▶ INSTRUCTIONS FOR THE TASK
With pictures omitted, copy exactly the lines from the one containing "Read this page and output its text content." through the end of the records below.

▶ SUPPLIED DATA
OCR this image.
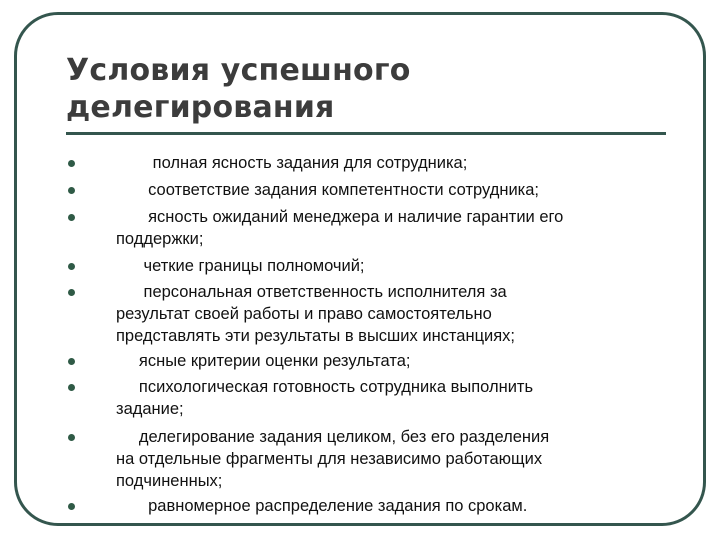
Условия успешного
делегирования
полная ясность задания для сотрудника;
соответствие задания компетентности сотрудника;
ясность ожиданий менеджера и наличие гарантии его
поддержки;
четкие границы полномочий;
персональная ответственность исполнителя за
результат своей работы и право самостоятельно
представлять эти результаты в высших инстанциях;
ясные критерии оценки результата;
психологическая готовность сотрудника выполнить
задание;
делегирование задания целиком, без его разделения
на отдельные фрагменты для независимо работающих
подчиненных;
равномерное распределение задания по срокам.
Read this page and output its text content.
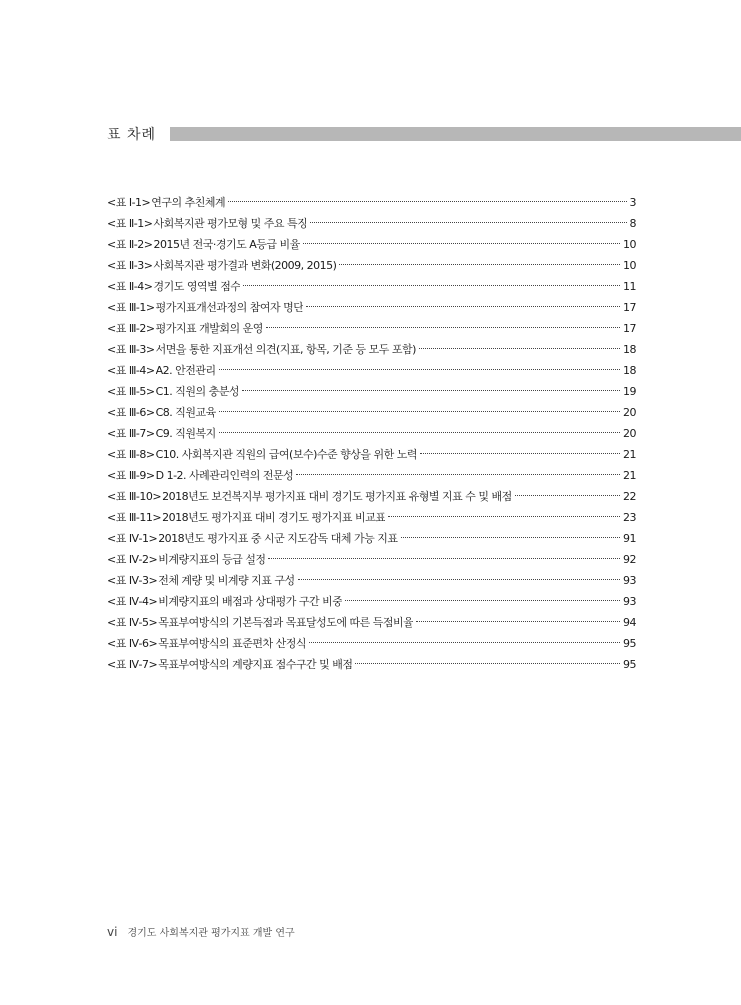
표 차례
<표 Ⅰ-1> 연구의 추친체계	3
<표 Ⅱ-1> 사회복지관 평가모형 및 주요 특징	8
<표 Ⅱ-2> 2015년 전국·경기도 A등급 비율	10
<표 Ⅱ-3> 사회복지관 평가결과 변화(2009, 2015)	10
<표 Ⅱ-4> 경기도 영역별 점수	11
<표 Ⅲ-1> 평가지표개선과정의 참여자 명단	17
<표 Ⅲ-2> 평가지표 개발회의 운영	17
<표 Ⅲ-3> 서면을 통한 지표개선 의견(지표, 항목, 기준 등 모두 포함)	18
<표 Ⅲ-4> A2. 안전관리	18
<표 Ⅲ-5> C1. 직원의 충분성	19
<표 Ⅲ-6> C8. 직원교육	20
<표 Ⅲ-7> C9. 직원복지	20
<표 Ⅲ-8> C10. 사회복지관 직원의 급여(보수)수준 향상을 위한 노력	21
<표 Ⅲ-9> D 1-2. 사례관리인력의 전문성	21
<표 Ⅲ-10> 2018년도 보건복지부 평가지표 대비 경기도 평가지표 유형별 지표 수 및 배점	22
<표 Ⅲ-11> 2018년도 평가지표 대비 경기도 평가지표 비교표	23
<표 Ⅳ-1> 2018년도 평가지표 중 시군 지도감독 대체 가능 지표	91
<표 Ⅳ-2> 비계량지표의 등급 설정	92
<표 Ⅳ-3> 전체 계량 및 비계량 지표 구성	93
<표 Ⅳ-4> 비계량지표의 배점과 상대평가 구간 비중	93
<표 Ⅳ-5> 목표부여방식의 기본득점과 목표달성도에 따른 득점비율	94
<표 Ⅳ-6> 목표부여방식의 표준편차 산정식	95
<표 Ⅳ-7> 목표부여방식의 계량지표 점수구간 및 배점	95
vi 경기도 사회복지관 평가지표 개발 연구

▶ OUTPUT OF THE EXERCISE
Read this page and output its text content.
표 차례
<표 Ⅰ-1> 연구의 추친체계	3
<표 Ⅱ-1> 사회복지관 평가모형 및 주요 특징	8
<표 Ⅱ-2> 2015년 전국·경기도 A등급 비율	10
<표 Ⅱ-3> 사회복지관 평가결과 변화(2009, 2015)	10
<표 Ⅱ-4> 경기도 영역별 점수	11
<표 Ⅲ-1> 평가지표개선과정의 참여자 명단	17
<표 Ⅲ-2> 평가지표 개발회의 운영	17
<표 Ⅲ-3> 서면을 통한 지표개선 의견(지표, 항목, 기준 등 모두 포함)	18
<표 Ⅲ-4> A2. 안전관리	18
<표 Ⅲ-5> C1. 직원의 충분성	19
<표 Ⅲ-6> C8. 직원교육	20
<표 Ⅲ-7> C9. 직원복지	20
<표 Ⅲ-8> C10. 사회복지관 직원의 급여(보수)수준 향상을 위한 노력	21
<표 Ⅲ-9> D 1-2. 사례관리인력의 전문성	21
<표 Ⅲ-10> 2018년도 보건복지부 평가지표 대비 경기도 평가지표 유형별 지표 수 및 배점	22
<표 Ⅲ-11> 2018년도 평가지표 대비 경기도 평가지표 비교표	23
<표 Ⅳ-1> 2018년도 평가지표 중 시군 지도감독 대체 가능 지표	91
<표 Ⅳ-2> 비계량지표의 등급 설정	92
<표 Ⅳ-3> 전체 계량 및 비계량 지표 구성	93
<표 Ⅳ-4> 비계량지표의 배점과 상대평가 구간 비중	93
<표 Ⅳ-5> 목표부여방식의 기본득점과 목표달성도에 따른 득점비율	94
<표 Ⅳ-6> 목표부여방식의 표준편차 산정식	95
<표 Ⅳ-7> 목표부여방식의 계량지표 점수구간 및 배점	95
vi 경기도 사회복지관 평가지표 개발 연구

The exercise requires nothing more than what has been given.